## start RECORD EXCERPTS

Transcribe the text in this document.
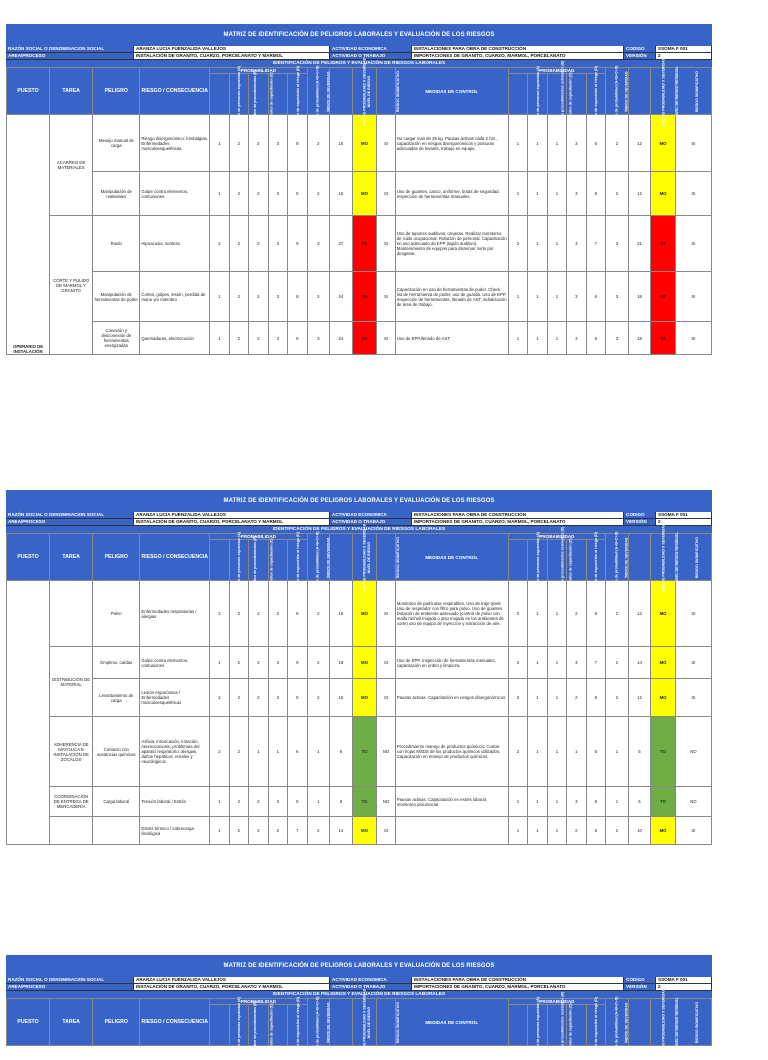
MATRIZ DE IDENTIFICACIÓN DE PELIGROS LABORALES Y EVALUACIÓN DE LOS RIESGOS
RAZÓN SOCIAL O DENOMINACION SOCIAL	ARANZA LUCIA FUENZALIDA VALLEJOS	ACTIVIDAD ECONOMICA	INSTALACIONES PARA OBRA DE CONSTRUCCIÓN	CODIGO	SSOMA F 001
AREA/PROCESO	INSTALACIÓN DE GRANITO, CUARZO, PORCELANATO Y MARMOL	ACTIVIDAD O TRABAJO	IMPORTACIONES DE GRANITO, CUARZO, MARMOL, PORCELANATO	VERSIÓN	2
IDENTIFICACIÓN DE PELIGROS Y EVALUACIÓN DE RIESGOS LABORALES
PUESTO	TAREA	PELIGRO	RIESGO / CONSECUENCIA	PROBABILIDAD					ÍNDICE DE SEVERIDAD	RIESGO PROBABILIDAD X SEVERIDAD	NIVEL DE RIESGO	RIESGO SIGNIFICATIVO	MEDIDAS DE CONTROL	PROBABILIDAD					ÍNDICE DE SEVERIDAD	RIESGO PROBABILIDAD X SEVERIDAD	NIVEL DE RIESGO RESIDUAL	RIESGO SIGNIFICATIVO
				Índice de personas expuestas (A)	Índice de procedimientos (B)	Índice de capacitación (C)	Índice de exposición al riesgo (D)	Índice de probabilidad (A+B+C+D)						Índice de personas expuestas (A)	Índice de procedimientos existentes (B)	Índice de capacitación (C)	Índice de exposición al riesgo (D)	Índice de probabilidad (A+B+C+D)				
OPERARIO DE INSTALACIÓN	ACARREO DE MATERIALES	Manejo manual de carga	Riesgo disergonómico: lumbalgias. Enfermedades musculoesqueléticas.	1	2	2	3	8	2	16	MO	SI	No cargar mas de 25 kg. Pausas activas cada 2 hrs., capacitación en riesgos disergonómicos y posturas adecuadas de levante, trabajo en equipo.	1	1	1	3	6	2	12	MO	SI
		Manipulación de materiales	Golpe contra elementos, contusiones	1	2	2	3	8	2	16	MO	SI	Uso de guantes, casco, uniforme, botas de seguridad. Inspección de herramientas manuales.	1	1	1	3	6	2	12	MO	SI
	CORTE Y PULIDO DE MARMOL Y GRANITO	Ruido	Hipoacusia, sordera.	2	2	2	3	9	3	27	IM	SI	Uso de tapones auditivos, orejeras. Realizar monitoreo de ruido ocupacional. Rotación de personal. Capacitación en uso adecuado de EPP (tapón auditivo). Mantenimiento de equipos para disminuir ruido por desgaste.	2	1	1	3	7	3	21	IM	SI
		Manipulación de herramientas de poder	Cortes, golpes, lesión, perdida de mano y/o miembro	1	2	2	3	8	3	24	IM	SI	Capacitación en uso de herramientas de poder. Check list de herramienta de poder, uso de guarda. Uso de EPP. Inspección de herramientas, llenado de AST, señalización de área de trabajo.	1	1	1	3	6	3	18	IM	SI
		Conexión y desconexión de herramientas energizadas	Quemaduras, electrocución	1	2	2	3	8	3	24	IM	SI	Uso de EPP,llenado de AST	1	1	1	3	6	3	18	IM	SI
MATRIZ DE IDENTIFICACIÓN DE PELIGROS LABORALES Y EVALUACIÓN DE LOS RIESGOS
RAZÓN SOCIAL O DENOMINACION SOCIAL	ARANZA LUCIA FUENZALIDA VALLEJOS	ACTIVIDAD ECONOMICA	INSTALACIONES PARA OBRA DE CONSTRUCCIÓN	CODIGO	SSOMA F 001
AREA/PROCESO	INSTALACIÓN DE GRANITO, CUARZO, PORCELANATO Y MARMOL	ACTIVIDAD O TRABAJO	IMPORTACIONES DE GRANITO, CUARZO, MARMOL, PORCELANATO	VERSIÓN	2
IDENTIFICACIÓN DE PELIGROS Y EVALUACIÓN DE RIESGOS LABORALES
PUESTO	TAREA	PELIGRO	RIESGO / CONSECUENCIA	PROBABILIDAD					ÍNDICE DE SEVERIDAD	RIESGO PROBABILIDAD X SEVERIDAD	NIVEL DE RIESGO	RIESGO SIGNIFICATIVO	MEDIDAS DE CONTROL	PROBABILIDAD					ÍNDICE DE SEVERIDAD	RIESGO PROBABILIDAD X SEVERIDAD	NIVEL DE RIESGO RESIDUAL	RIESGO SIGNIFICATIVO
				Índice de personas expuestas (A)	Índice de procedimientos (B)	Índice de capacitación (C)	Índice de exposición al riesgo (D)	Índice de probabilidad (A+B+C+D)						Índice de personas expuestas (A)	Índice de procedimientos existentes (B)	Índice de capacitación (C)	Índice de exposición al riesgo (D)	Índice de probabilidad (A+B+C+D)				
		Polvo	Enfermedades respiratorias / alergias	2	2	2	2	8	2	16	MO	SI	Monitoreo de partículas respirables. Uso de traje tyvek. Uso de respirador con filtro para polvo. Uso de guantes. Dotación de ambiente adecuado (control de polvo con malla rachell mojada o piso mojado en los ambientes de corte) uso de equipo de inyección y extracción de aire.	2	1	1	2	6	2	12	MO	SI
	DISTRIBUCIÓN DE MATERIAL	Empleso, caídas	Golpe contra elementos, contusiones	1	2	2	3	9	2	18	MO	SI	Uso de EPP. Inspección de herramientas manuales, capacitación en orden y limpieza.	2	1	1	3	7	2	14	MO	SI
		Levantamiento de carga	Lesión ergonómica / Enfermedades musculoesqueléticas	2	2	2	2	8	2	16	MO	SI	Pausas activas. Capacitación en riesgos disergonómicos	2	1	1	2	6	2	12	MO	SI
	ADHERENCIA DE MAYOLICA E INSTALACIÓN DE ZÓCALOS	Contacto con sustancias químicas	Asfixia, intoxicación, irritación, neumoconiosis, problemas del aparato respiratorio, alergias, daños hepáticos, renales y neurológicos	2	2	1	1	6	1	6	TO	NO	Procedimiento manejo de productos químicos. Contar con hojas MSDS de los productos químicos utilizados. Capacitación en manejo de productos químicos.	2	1	1	1	5	1	5	TO	NO
	COORDINACIÓN DE ENTREGA DE MERCADERÍA	Carga laboral	Tensión laboral / Estrés	1	2	2	3	8	1	8	TO	NO	Pausas activas. Capacitación en estrés laboral, monitoreo psicosocial	1	1	1	3	6	1	6	TO	NO
			Estrés térmico / sobrecarga fisiológica	1	2	2	2	7	2	14	MO	SI		1	1	1	2	5	2	10	MO	SI
MATRIZ DE IDENTIFICACIÓN DE PELIGROS LABORALES Y EVALUACIÓN DE LOS RIESGOS
RAZÓN SOCIAL O DENOMINACION SOCIAL	ARANZA LUCIA FUENZALIDA VALLEJOS	ACTIVIDAD ECONOMICA	INSTALACIONES PARA OBRA DE CONSTRUCCIÓN	CODIGO	SSOMA F 001
AREA/PROCESO	INSTALACIÓN DE GRANITO, CUARZO, PORCELANATO Y MARMOL	ACTIVIDAD O TRABAJO	IMPORTACIONES DE GRANITO, CUARZO, MARMOL, PORCELANATO	VERSIÓN	2
IDENTIFICACIÓN DE PELIGROS Y EVALUACIÓN DE RIESGOS LABORALES
PUESTO	TAREA	PELIGRO	RIESGO / CONSECUENCIA	PROBABILIDAD					ÍNDICE DE SEVERIDAD	RIESGO PROBABILIDAD X SEVERIDAD	NIVEL DE RIESGO	RIESGO SIGNIFICATIVO	MEDIDAS DE CONTROL	PROBABILIDAD					ÍNDICE DE SEVERIDAD	RIESGO PROBABILIDAD X SEVERIDAD	NIVEL DE RIESGO RESIDUAL	RIESGO SIGNIFICATIVO
				Índice de personas expuestas (A)	Índice de procedimientos (B)	Índice de capacitación (C)	Índice de exposición al riesgo (D)	Índice de probabilidad (A+B+C+D)						Índice de personas expuestas (A)	Índice de procedimientos existentes (B)	Índice de capacitación (C)	Índice de exposición al riesgo (D)	Índice de probabilidad (A+B+C+D)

## end RECORD EXCERPTS

State the number of lines in the preceding entries that include the word "adecuado". Provide nothing else.

2